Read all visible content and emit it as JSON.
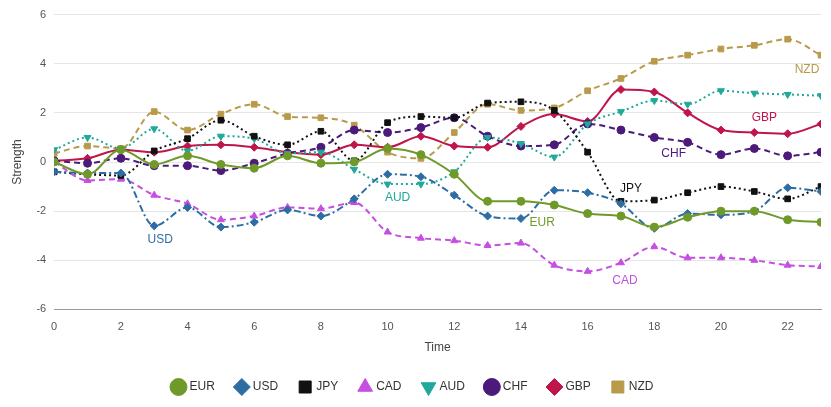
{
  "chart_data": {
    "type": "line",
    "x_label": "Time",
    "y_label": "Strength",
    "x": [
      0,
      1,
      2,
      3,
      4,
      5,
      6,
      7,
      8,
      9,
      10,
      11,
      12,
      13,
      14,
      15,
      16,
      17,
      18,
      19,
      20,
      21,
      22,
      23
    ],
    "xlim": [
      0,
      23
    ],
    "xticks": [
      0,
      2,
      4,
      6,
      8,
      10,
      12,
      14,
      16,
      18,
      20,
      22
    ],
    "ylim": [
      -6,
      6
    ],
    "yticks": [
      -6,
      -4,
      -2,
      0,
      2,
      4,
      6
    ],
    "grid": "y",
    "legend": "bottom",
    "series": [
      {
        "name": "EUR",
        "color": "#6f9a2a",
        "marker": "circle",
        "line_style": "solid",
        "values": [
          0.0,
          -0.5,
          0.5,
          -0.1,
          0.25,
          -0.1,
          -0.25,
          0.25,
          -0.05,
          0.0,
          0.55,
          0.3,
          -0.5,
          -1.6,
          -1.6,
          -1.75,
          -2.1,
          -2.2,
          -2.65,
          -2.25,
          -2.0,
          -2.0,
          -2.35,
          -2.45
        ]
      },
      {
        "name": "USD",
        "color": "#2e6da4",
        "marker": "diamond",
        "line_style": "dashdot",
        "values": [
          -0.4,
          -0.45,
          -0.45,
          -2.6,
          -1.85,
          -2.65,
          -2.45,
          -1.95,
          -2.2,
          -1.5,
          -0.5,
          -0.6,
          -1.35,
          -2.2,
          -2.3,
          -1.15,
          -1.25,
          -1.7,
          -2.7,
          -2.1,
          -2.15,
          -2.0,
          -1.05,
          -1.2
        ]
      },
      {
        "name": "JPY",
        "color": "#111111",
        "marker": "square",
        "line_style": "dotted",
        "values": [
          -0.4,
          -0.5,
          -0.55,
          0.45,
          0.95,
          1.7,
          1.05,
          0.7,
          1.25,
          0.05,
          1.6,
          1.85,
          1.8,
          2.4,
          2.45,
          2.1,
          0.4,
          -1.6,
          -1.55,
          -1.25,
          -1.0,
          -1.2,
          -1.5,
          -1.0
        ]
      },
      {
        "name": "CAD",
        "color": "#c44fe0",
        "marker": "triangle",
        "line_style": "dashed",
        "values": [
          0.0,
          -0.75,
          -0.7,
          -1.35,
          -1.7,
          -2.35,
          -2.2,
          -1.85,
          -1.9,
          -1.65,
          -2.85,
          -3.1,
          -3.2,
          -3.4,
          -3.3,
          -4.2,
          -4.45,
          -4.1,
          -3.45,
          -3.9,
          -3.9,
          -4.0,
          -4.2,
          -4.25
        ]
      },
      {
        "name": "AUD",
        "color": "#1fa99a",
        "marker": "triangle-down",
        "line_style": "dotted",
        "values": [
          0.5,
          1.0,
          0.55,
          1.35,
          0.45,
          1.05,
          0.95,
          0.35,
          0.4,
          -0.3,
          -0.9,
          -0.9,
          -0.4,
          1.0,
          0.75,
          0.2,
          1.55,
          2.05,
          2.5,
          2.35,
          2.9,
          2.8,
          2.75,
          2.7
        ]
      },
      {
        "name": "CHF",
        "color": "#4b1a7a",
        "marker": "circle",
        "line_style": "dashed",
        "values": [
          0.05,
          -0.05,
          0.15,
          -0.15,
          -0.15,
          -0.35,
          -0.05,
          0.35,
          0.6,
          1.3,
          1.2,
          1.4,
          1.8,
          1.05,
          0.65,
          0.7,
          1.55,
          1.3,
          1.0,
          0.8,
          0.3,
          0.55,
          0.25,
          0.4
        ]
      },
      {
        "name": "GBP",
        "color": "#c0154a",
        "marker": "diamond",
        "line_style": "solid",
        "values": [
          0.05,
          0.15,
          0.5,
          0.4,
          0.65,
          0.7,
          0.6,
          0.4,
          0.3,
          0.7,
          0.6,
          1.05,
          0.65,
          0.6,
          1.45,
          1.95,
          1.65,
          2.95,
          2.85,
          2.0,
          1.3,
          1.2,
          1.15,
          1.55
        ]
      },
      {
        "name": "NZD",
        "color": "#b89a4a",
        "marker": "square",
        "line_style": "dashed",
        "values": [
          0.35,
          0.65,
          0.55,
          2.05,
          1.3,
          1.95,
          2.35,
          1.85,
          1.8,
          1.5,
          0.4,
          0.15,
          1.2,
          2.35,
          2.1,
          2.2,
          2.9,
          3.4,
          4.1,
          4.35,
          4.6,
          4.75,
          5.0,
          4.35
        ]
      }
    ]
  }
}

--

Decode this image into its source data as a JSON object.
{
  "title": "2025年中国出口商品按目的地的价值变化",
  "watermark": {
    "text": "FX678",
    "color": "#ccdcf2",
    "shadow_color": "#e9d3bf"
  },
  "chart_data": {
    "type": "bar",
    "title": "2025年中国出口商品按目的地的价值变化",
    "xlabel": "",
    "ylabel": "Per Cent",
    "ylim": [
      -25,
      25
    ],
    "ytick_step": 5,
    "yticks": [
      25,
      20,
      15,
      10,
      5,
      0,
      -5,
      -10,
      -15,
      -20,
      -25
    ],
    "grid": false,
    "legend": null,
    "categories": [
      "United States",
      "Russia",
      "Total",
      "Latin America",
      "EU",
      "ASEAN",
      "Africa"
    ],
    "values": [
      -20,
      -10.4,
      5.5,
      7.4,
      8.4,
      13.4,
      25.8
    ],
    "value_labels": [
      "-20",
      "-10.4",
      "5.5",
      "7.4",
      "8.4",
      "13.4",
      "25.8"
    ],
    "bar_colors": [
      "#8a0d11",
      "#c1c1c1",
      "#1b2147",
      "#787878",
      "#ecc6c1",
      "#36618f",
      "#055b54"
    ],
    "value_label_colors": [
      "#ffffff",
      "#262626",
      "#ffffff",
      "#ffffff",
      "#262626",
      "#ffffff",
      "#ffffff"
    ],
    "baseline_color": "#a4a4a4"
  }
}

What you will do: Tally up the lines in the records that contain the word "name" and give only the total.

Full solution: 8